Repeat every line of the listing below exactly, minus the pictures.

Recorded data
____
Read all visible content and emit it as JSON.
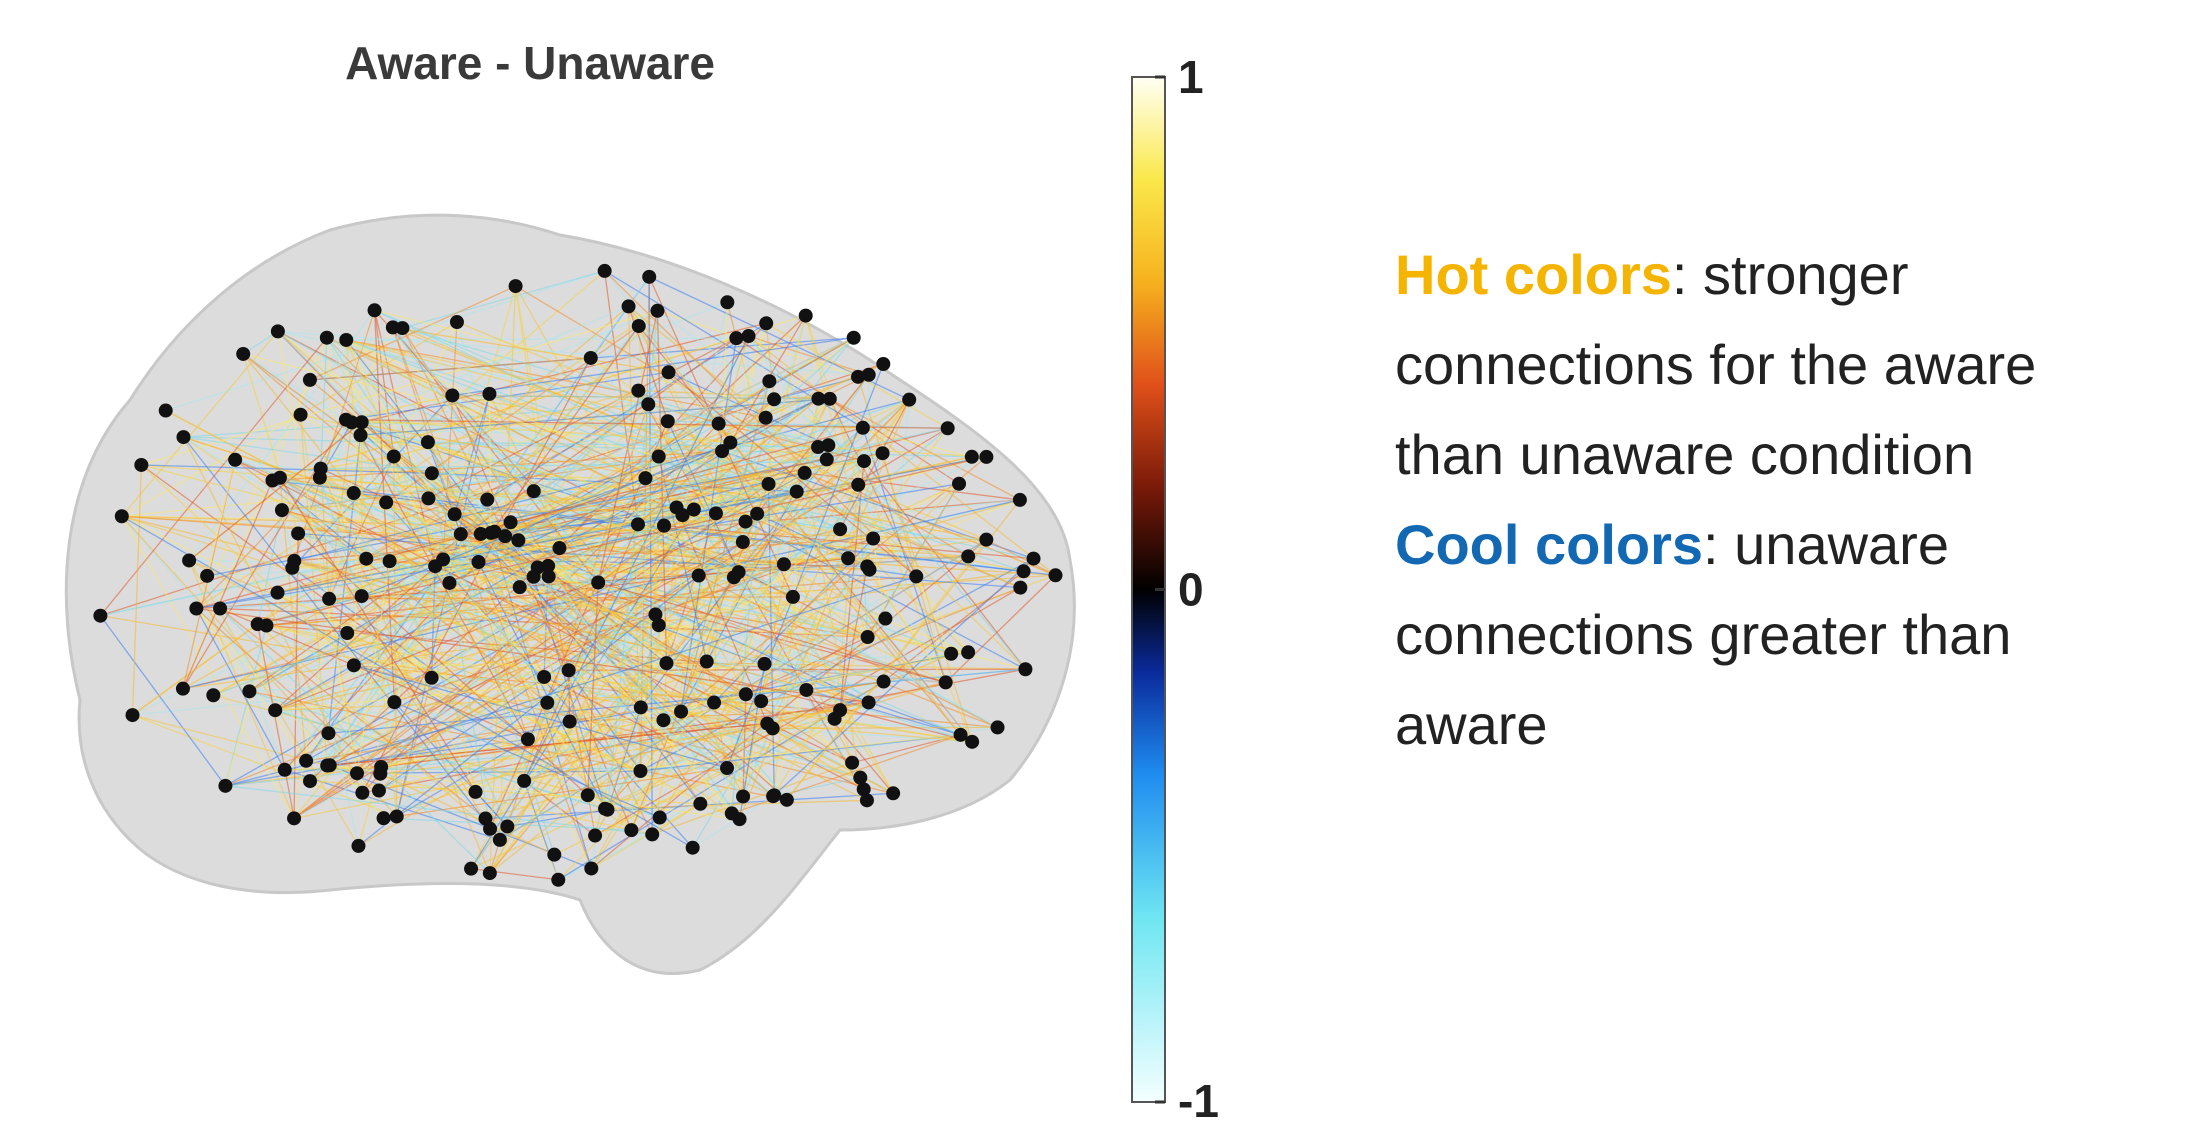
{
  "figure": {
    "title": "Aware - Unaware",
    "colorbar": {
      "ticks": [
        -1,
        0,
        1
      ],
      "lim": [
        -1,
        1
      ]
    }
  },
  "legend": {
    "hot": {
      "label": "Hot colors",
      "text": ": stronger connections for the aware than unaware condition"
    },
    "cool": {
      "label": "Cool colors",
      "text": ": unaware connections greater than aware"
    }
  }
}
____
Written answer
Read all visible content and emit it as JSON.
{
  "figure": {
    "title": "Aware - Unaware",
    "colorbar": {
      "ticks": [
        -1,
        0,
        1
      ],
      "lim": [
        -1,
        1
      ]
    }
  },
  "legend": {
    "hot": {
      "label": "Hot colors",
      "text": ": stronger connections for the aware than unaware condition"
    },
    "cool": {
      "label": "Cool colors",
      "text": ": unaware connections greater than aware"
    }
  }
}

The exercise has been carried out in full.